--- Direction ---
Duplicate the items below, character for character, from the very first one through the line that contains "add-set-label: Add another".

★ ★ ★ ★

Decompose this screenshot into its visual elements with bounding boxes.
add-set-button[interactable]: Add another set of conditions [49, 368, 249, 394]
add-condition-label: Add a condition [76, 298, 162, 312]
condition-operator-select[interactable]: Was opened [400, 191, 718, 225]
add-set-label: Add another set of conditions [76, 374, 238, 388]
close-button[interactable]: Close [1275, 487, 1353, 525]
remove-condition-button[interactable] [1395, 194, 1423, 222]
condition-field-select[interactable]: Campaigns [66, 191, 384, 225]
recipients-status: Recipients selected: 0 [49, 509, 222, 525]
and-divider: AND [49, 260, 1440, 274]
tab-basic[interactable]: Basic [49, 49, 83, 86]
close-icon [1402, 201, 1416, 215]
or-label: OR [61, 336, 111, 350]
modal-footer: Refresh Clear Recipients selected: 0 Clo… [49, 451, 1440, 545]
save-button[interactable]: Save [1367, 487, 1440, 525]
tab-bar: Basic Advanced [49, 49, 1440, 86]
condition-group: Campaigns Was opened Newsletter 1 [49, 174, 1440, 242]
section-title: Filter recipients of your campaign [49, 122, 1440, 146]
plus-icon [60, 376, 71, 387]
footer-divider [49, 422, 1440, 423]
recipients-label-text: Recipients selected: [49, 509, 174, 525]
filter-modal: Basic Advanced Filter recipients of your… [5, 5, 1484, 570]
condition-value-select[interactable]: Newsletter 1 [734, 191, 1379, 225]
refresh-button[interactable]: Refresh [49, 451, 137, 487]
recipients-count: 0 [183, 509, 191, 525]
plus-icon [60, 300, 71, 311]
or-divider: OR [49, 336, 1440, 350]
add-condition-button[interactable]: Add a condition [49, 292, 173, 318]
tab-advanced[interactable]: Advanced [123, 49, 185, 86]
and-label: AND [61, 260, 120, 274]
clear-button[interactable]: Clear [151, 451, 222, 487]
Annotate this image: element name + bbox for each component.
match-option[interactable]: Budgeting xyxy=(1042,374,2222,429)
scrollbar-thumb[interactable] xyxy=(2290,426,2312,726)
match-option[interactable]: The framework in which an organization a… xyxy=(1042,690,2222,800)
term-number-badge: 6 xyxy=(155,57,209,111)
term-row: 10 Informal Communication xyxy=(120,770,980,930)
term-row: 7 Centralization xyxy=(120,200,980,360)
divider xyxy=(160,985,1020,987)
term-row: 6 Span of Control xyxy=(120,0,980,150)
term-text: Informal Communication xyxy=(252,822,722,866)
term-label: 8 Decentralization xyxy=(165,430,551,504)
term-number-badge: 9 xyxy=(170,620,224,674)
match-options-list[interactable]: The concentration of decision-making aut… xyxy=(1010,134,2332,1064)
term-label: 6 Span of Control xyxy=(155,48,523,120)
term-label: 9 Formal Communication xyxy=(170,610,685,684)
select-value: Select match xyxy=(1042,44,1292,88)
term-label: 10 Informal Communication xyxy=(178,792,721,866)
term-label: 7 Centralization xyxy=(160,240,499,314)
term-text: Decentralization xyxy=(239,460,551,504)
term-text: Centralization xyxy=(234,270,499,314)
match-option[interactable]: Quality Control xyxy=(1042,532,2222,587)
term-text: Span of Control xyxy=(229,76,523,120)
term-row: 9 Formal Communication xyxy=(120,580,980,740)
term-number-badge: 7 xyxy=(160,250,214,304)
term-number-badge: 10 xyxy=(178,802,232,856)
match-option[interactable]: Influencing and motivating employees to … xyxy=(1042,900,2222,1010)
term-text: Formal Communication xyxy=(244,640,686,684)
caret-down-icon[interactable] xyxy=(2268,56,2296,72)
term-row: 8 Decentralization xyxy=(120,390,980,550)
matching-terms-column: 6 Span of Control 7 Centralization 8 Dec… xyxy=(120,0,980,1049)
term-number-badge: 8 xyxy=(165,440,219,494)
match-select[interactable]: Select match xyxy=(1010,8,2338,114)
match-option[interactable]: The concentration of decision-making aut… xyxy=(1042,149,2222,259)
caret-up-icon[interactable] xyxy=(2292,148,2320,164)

★ ★ ★ ★

--- Response to this task ---
Decompose this screenshot into its visual elements with bounding boxes.
add-set-button[interactable]: Add another set of conditions [49, 368, 249, 394]
add-condition-label: Add a condition [76, 298, 162, 312]
condition-operator-select[interactable]: Was opened [400, 191, 718, 225]
add-set-label: Add another set of conditions [76, 374, 238, 388]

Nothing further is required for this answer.